● Written problem: Below are some entries. Copy each line that holds the string "może".

◆ ◆ ◆ ◆

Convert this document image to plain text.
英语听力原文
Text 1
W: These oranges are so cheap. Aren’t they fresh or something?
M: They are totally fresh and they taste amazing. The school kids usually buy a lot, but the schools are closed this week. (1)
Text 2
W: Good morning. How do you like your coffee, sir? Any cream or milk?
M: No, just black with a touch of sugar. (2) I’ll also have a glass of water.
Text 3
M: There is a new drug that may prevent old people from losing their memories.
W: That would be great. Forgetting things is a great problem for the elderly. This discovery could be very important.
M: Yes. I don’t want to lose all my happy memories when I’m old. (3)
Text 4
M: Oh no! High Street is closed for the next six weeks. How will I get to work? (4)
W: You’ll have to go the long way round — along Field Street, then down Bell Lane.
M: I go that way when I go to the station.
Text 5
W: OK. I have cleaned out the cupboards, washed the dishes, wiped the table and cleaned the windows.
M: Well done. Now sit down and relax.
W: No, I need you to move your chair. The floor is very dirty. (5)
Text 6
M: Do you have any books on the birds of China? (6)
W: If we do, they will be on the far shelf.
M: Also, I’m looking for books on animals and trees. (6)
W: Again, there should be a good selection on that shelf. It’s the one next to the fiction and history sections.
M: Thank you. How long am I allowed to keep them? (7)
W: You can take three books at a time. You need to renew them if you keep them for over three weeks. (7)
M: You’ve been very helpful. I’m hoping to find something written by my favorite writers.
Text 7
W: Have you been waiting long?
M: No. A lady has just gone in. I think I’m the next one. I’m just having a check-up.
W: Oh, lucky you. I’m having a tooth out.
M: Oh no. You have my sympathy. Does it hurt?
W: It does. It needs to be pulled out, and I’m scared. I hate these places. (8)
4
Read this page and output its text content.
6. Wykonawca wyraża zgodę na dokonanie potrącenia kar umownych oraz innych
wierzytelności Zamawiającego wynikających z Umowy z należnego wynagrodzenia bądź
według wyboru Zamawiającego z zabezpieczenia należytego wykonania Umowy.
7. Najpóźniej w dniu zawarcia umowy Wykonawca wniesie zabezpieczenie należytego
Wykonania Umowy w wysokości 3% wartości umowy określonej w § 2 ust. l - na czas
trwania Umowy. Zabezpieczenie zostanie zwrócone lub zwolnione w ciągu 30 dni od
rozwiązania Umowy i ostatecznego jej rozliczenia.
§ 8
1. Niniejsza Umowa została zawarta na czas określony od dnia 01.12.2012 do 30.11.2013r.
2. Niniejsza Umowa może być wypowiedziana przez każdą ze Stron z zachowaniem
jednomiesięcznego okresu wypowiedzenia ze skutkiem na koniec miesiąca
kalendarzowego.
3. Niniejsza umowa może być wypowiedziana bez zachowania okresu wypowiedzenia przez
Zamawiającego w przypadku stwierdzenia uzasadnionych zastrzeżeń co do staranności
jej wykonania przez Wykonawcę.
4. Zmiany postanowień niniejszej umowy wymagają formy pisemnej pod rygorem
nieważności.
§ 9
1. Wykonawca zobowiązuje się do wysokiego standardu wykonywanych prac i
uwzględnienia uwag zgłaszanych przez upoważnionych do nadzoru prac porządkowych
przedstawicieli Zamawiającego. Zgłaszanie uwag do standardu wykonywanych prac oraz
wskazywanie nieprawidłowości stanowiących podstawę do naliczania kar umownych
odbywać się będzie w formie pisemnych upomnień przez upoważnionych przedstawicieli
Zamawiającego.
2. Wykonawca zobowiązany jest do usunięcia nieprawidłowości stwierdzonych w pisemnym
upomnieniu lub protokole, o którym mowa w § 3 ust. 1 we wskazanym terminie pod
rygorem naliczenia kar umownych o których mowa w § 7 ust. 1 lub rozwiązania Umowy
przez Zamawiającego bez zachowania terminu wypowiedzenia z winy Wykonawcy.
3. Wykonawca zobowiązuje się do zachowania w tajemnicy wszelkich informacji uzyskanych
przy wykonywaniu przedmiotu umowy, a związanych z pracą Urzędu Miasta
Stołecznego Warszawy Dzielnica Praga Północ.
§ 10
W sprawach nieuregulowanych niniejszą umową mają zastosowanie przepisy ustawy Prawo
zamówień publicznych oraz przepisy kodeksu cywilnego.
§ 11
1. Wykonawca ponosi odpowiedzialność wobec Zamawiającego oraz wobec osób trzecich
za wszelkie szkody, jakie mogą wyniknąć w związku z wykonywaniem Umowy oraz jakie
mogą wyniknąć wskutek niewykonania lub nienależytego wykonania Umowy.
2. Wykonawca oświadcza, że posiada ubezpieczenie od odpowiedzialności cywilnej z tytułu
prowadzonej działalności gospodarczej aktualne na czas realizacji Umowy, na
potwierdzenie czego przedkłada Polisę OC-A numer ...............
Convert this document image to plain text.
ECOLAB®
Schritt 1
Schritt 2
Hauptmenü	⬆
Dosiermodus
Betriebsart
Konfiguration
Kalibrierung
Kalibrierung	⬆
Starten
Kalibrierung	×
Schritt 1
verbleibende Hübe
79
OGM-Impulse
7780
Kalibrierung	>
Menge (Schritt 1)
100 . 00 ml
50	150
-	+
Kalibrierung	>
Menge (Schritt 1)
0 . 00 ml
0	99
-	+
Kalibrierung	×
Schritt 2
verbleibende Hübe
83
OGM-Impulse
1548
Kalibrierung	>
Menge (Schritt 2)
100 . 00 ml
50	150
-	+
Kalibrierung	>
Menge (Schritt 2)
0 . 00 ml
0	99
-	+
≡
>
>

◆ ◆ ◆ ◆

● Output for this task:
2. Niniejsza Umowa może być wypowiedziana przez każdą ze Stron z zachowaniem
3. Niniejsza umowa może być wypowiedziana bez zachowania okresu wypowiedzenia przez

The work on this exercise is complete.